## begin
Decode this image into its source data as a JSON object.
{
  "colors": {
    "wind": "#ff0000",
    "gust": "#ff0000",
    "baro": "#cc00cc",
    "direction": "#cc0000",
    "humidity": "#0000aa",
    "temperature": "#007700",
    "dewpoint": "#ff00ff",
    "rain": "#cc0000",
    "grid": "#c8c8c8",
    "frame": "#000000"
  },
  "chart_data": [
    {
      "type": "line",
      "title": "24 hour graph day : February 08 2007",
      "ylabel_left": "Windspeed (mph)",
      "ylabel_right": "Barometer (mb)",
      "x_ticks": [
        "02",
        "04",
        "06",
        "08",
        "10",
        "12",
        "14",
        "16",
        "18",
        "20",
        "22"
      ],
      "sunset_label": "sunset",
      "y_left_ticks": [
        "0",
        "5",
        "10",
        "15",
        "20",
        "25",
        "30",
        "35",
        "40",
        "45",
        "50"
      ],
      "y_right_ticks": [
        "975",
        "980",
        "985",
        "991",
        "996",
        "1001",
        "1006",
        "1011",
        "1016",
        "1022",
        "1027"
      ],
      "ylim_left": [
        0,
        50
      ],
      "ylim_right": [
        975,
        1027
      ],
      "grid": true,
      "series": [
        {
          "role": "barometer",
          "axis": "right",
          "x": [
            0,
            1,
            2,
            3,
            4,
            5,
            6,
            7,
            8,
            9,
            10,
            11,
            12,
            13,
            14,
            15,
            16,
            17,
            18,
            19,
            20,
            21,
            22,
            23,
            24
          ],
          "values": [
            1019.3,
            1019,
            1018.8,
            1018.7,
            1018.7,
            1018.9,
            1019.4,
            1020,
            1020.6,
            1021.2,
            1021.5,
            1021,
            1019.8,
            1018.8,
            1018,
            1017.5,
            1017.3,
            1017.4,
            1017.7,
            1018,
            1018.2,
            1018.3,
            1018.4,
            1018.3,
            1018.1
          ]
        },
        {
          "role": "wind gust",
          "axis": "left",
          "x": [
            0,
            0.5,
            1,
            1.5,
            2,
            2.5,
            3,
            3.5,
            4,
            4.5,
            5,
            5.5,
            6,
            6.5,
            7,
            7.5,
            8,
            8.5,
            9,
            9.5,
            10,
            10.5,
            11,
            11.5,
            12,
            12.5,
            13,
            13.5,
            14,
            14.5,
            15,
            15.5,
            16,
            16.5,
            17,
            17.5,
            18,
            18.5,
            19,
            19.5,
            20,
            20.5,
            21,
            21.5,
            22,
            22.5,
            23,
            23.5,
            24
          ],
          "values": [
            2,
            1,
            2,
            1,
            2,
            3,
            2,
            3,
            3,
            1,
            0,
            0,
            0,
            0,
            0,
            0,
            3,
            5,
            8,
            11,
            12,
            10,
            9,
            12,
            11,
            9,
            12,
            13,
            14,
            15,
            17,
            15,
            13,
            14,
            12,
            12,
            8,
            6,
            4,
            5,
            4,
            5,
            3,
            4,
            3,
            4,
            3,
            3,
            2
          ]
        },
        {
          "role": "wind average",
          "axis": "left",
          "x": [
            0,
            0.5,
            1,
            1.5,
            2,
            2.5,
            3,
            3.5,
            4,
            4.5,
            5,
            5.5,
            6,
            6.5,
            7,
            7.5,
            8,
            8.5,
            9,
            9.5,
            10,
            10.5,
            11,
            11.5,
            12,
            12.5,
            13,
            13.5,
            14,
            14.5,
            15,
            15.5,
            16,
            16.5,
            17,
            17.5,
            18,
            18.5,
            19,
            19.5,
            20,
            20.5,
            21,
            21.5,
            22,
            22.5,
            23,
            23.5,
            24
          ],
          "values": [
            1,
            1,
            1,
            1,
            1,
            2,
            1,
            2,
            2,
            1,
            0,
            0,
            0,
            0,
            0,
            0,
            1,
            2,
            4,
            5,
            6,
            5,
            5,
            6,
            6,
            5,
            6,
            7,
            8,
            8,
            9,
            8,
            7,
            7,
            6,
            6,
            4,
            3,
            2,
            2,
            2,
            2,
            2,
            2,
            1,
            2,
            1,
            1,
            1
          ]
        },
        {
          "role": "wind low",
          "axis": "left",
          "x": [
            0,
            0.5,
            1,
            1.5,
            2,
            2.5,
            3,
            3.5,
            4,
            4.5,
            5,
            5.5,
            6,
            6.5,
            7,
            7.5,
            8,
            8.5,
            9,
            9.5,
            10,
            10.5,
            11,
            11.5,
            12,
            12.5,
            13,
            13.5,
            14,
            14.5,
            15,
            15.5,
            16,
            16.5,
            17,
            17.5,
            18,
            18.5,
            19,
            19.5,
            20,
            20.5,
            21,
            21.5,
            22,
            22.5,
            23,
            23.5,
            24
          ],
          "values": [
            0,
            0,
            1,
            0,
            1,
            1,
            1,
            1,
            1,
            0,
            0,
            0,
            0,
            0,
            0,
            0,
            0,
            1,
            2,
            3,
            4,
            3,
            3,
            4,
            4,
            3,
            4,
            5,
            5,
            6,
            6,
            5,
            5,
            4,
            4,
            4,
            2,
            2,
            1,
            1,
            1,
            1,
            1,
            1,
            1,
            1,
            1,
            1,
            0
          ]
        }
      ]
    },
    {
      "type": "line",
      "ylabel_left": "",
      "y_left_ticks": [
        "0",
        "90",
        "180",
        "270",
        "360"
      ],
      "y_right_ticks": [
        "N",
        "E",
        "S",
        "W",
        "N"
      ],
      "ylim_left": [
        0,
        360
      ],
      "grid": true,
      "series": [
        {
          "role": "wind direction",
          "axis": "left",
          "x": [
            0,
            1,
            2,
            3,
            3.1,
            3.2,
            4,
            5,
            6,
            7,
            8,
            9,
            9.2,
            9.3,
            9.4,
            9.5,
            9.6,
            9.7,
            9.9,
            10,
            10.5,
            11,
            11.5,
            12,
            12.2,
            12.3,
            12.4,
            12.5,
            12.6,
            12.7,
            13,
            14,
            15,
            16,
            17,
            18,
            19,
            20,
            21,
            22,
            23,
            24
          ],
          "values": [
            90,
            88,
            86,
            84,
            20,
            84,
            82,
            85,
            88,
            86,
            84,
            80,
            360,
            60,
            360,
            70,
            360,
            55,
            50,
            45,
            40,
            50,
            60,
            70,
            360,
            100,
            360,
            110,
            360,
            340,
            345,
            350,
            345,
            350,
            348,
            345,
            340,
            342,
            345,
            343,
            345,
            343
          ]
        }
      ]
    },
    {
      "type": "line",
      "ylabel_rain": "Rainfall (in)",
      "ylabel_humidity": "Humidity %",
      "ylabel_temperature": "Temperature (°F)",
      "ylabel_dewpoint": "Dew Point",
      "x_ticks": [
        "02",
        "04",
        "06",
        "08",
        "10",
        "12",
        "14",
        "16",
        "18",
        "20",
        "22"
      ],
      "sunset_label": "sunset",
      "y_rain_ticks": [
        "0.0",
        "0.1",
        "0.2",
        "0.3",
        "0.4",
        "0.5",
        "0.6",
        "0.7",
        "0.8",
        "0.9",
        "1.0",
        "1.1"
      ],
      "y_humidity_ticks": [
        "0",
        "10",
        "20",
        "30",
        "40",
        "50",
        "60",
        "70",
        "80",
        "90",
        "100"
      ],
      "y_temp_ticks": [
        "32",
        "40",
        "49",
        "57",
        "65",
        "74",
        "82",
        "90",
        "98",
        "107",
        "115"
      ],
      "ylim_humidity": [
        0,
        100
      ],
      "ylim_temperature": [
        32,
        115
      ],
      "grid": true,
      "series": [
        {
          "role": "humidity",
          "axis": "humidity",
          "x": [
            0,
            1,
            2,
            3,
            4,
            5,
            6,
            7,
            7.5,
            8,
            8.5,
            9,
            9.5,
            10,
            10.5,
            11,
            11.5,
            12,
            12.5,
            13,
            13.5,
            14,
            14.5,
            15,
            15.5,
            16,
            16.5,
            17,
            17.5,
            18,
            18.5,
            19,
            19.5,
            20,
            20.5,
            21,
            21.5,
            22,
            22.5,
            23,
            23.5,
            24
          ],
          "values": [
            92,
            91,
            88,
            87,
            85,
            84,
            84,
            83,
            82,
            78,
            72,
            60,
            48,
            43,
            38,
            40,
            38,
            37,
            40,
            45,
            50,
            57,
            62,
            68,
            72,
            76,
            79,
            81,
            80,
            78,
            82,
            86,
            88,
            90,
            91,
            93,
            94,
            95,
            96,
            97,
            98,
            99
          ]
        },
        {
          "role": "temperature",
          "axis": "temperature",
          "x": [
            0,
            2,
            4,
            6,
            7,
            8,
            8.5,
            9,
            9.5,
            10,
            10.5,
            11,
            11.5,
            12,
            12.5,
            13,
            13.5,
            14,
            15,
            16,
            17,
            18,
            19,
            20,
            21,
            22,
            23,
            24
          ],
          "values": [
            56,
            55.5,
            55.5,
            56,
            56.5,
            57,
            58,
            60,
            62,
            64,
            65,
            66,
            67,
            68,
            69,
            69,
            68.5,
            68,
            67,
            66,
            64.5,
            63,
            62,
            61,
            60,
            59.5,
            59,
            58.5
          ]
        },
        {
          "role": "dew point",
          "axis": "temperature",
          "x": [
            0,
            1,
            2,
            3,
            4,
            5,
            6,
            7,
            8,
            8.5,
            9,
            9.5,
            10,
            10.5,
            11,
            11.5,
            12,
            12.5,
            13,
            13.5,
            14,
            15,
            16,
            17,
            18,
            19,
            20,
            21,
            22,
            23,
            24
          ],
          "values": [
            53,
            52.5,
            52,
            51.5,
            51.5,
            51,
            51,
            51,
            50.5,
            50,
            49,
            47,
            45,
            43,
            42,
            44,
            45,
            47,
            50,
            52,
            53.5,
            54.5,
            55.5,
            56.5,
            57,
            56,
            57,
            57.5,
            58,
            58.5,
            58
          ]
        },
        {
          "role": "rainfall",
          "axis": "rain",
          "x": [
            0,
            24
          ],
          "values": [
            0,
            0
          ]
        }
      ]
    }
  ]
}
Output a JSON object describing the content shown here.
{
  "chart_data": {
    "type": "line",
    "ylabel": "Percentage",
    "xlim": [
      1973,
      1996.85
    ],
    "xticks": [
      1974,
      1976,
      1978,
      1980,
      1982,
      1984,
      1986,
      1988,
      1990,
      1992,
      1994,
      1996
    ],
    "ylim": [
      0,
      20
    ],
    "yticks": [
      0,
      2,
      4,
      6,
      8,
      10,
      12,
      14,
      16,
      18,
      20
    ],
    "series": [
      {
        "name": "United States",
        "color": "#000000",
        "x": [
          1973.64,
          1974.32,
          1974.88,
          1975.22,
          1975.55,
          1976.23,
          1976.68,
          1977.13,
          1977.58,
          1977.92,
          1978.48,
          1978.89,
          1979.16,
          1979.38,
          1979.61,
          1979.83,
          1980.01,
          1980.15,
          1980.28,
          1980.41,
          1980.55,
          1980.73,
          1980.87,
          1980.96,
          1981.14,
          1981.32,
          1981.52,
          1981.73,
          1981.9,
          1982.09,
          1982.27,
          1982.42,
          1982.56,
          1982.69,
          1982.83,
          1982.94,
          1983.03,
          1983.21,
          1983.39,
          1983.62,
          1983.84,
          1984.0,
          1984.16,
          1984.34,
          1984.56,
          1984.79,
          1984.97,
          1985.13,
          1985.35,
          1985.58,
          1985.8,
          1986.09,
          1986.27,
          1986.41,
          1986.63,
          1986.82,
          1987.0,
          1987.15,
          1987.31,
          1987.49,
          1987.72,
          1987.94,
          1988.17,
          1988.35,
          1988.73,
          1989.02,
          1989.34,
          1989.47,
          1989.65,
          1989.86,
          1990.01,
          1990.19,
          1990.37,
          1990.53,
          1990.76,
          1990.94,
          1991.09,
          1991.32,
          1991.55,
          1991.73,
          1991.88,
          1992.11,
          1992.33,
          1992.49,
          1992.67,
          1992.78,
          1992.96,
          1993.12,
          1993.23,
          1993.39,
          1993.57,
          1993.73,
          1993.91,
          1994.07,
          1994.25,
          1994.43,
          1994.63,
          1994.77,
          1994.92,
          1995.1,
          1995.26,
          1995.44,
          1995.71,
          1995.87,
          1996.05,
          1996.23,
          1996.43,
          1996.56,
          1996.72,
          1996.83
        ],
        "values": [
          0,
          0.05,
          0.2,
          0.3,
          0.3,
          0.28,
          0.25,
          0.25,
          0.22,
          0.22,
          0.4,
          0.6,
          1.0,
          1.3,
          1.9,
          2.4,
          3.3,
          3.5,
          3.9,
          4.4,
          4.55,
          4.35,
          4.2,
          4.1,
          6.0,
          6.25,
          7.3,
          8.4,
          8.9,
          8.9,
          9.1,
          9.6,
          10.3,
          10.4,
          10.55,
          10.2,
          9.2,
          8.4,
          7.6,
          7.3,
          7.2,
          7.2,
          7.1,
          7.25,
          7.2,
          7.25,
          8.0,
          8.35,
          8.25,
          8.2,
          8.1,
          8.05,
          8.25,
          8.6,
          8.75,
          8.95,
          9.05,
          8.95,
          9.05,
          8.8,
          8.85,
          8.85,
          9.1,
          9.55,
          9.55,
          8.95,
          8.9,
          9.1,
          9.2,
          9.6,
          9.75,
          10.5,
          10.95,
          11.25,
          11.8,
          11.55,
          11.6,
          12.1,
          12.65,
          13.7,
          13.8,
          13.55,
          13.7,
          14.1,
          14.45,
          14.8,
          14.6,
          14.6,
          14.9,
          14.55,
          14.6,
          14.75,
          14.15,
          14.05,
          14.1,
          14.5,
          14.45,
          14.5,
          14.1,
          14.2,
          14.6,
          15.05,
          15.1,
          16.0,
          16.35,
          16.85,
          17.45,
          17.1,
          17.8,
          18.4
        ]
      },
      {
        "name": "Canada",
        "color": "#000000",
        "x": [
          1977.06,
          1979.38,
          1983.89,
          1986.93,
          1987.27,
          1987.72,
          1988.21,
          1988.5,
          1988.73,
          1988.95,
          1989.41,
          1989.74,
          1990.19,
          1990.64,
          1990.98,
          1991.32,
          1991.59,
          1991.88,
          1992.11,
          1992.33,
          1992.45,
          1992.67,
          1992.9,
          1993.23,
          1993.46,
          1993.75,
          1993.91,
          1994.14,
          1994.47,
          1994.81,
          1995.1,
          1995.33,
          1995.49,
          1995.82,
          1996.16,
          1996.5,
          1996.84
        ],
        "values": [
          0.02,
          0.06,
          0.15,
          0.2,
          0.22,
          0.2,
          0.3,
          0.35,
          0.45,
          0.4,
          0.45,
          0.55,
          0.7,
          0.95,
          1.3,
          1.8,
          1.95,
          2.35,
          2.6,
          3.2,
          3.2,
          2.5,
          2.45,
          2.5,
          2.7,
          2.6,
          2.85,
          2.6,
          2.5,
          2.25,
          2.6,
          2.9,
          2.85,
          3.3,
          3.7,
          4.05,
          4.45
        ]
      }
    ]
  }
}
## end
→ **TASK TO COMPLETE**
Lines that include the word "role" are to be extracted from the data above.

→ **SOLUTION TO THIS TASK**
          "role": "barometer",
          "role": "wind gust",
          "role": "wind average",
          "role": "wind low",
          "role": "wind direction",
          "role": "humidity",
          "role": "temperature",
          "role": "dew point",
          "role": "rainfall",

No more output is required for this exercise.